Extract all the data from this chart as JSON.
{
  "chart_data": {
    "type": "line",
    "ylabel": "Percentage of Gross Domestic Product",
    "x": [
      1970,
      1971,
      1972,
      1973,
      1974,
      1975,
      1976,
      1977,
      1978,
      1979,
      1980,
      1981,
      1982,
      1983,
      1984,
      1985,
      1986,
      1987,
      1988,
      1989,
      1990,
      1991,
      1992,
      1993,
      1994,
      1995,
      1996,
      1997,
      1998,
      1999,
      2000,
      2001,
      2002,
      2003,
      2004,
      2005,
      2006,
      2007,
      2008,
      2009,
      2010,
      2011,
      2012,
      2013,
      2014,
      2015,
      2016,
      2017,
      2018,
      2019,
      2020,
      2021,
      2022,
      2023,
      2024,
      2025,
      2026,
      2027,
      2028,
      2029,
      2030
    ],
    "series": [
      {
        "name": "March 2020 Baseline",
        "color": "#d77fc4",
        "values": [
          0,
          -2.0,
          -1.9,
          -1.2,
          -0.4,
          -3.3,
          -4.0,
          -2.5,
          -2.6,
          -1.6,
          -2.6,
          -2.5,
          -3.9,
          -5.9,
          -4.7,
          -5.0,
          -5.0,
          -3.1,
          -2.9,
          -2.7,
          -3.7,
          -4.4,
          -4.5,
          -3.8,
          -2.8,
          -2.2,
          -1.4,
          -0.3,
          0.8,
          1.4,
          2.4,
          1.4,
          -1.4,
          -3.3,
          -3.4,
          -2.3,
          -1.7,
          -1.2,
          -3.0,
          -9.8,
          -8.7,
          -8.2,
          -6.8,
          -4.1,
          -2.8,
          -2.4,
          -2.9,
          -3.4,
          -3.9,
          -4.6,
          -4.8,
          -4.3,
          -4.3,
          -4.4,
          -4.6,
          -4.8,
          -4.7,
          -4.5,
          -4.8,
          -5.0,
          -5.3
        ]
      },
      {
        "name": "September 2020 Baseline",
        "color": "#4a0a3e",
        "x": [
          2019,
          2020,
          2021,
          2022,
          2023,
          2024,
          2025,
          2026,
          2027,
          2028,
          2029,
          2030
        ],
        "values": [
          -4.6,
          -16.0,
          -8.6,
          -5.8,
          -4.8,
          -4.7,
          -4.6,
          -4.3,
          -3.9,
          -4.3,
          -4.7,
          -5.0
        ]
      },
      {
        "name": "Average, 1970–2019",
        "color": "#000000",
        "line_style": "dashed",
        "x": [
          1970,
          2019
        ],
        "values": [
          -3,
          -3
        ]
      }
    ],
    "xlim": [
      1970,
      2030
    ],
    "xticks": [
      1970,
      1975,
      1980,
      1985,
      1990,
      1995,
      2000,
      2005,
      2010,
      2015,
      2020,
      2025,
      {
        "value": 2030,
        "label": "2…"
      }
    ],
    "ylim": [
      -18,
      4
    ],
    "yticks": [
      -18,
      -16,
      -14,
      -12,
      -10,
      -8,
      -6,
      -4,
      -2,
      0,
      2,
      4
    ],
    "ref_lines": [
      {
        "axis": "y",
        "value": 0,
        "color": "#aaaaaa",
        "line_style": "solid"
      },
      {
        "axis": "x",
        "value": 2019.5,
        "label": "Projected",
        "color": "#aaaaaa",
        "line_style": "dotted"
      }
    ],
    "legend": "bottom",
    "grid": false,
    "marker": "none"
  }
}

○ ○ ○

Problem details => Quote all the records exactly, please, leaving none out.

Correct answer =>
Extract all the data from this chart as JSON.
{
  "chart_data": {
    "type": "line",
    "ylabel": "Percentage of Gross Domestic Product",
    "x": [
      1970,
      1971,
      1972,
      1973,
      1974,
      1975,
      1976,
      1977,
      1978,
      1979,
      1980,
      1981,
      1982,
      1983,
      1984,
      1985,
      1986,
      1987,
      1988,
      1989,
      1990,
      1991,
      1992,
      1993,
      1994,
      1995,
      1996,
      1997,
      1998,
      1999,
      2000,
      2001,
      2002,
      2003,
      2004,
      2005,
      2006,
      2007,
      2008,
      2009,
      2010,
      2011,
      2012,
      2013,
      2014,
      2015,
      2016,
      2017,
      2018,
      2019,
      2020,
      2021,
      2022,
      2023,
      2024,
      2025,
      2026,
      2027,
      2028,
      2029,
      2030
    ],
    "series": [
      {
        "name": "March 2020 Baseline",
        "color": "#d77fc4",
        "values": [
          0,
          -2.0,
          -1.9,
          -1.2,
          -0.4,
          -3.3,
          -4.0,
          -2.5,
          -2.6,
          -1.6,
          -2.6,
          -2.5,
          -3.9,
          -5.9,
          -4.7,
          -5.0,
          -5.0,
          -3.1,
          -2.9,
          -2.7,
          -3.7,
          -4.4,
          -4.5,
          -3.8,
          -2.8,
          -2.2,
          -1.4,
          -0.3,
          0.8,
          1.4,
          2.4,
          1.4,
          -1.4,
          -3.3,
          -3.4,
          -2.3,
          -1.7,
          -1.2,
          -3.0,
          -9.8,
          -8.7,
          -8.2,
          -6.8,
          -4.1,
          -2.8,
          -2.4,
          -2.9,
          -3.4,
          -3.9,
          -4.6,
          -4.8,
          -4.3,
          -4.3,
          -4.4,
          -4.6,
          -4.8,
          -4.7,
          -4.5,
          -4.8,
          -5.0,
          -5.3
        ]
      },
      {
        "name": "September 2020 Baseline",
        "color": "#4a0a3e",
        "x": [
          2019,
          2020,
          2021,
          2022,
          2023,
          2024,
          2025,
          2026,
          2027,
          2028,
          2029,
          2030
        ],
        "values": [
          -4.6,
          -16.0,
          -8.6,
          -5.8,
          -4.8,
          -4.7,
          -4.6,
          -4.3,
          -3.9,
          -4.3,
          -4.7,
          -5.0
        ]
      },
      {
        "name": "Average, 1970–2019",
        "color": "#000000",
        "line_style": "dashed",
        "x": [
          1970,
          2019
        ],
        "values": [
          -3,
          -3
        ]
      }
    ],
    "xlim": [
      1970,
      2030
    ],
    "xticks": [
      1970,
      1975,
      1980,
      1985,
      1990,
      1995,
      2000,
      2005,
      2010,
      2015,
      2020,
      2025,
      {
        "value": 2030,
        "label": "2…"
      }
    ],
    "ylim": [
      -18,
      4
    ],
    "yticks": [
      -18,
      -16,
      -14,
      -12,
      -10,
      -8,
      -6,
      -4,
      -2,
      0,
      2,
      4
    ],
    "ref_lines": [
      {
        "axis": "y",
        "value": 0,
        "color": "#aaaaaa",
        "line_style": "solid"
      },
      {
        "axis": "x",
        "value": 2019.5,
        "label": "Projected",
        "color": "#aaaaaa",
        "line_style": "dotted"
      }
    ],
    "legend": "bottom",
    "grid": false,
    "marker": "none"
  }
}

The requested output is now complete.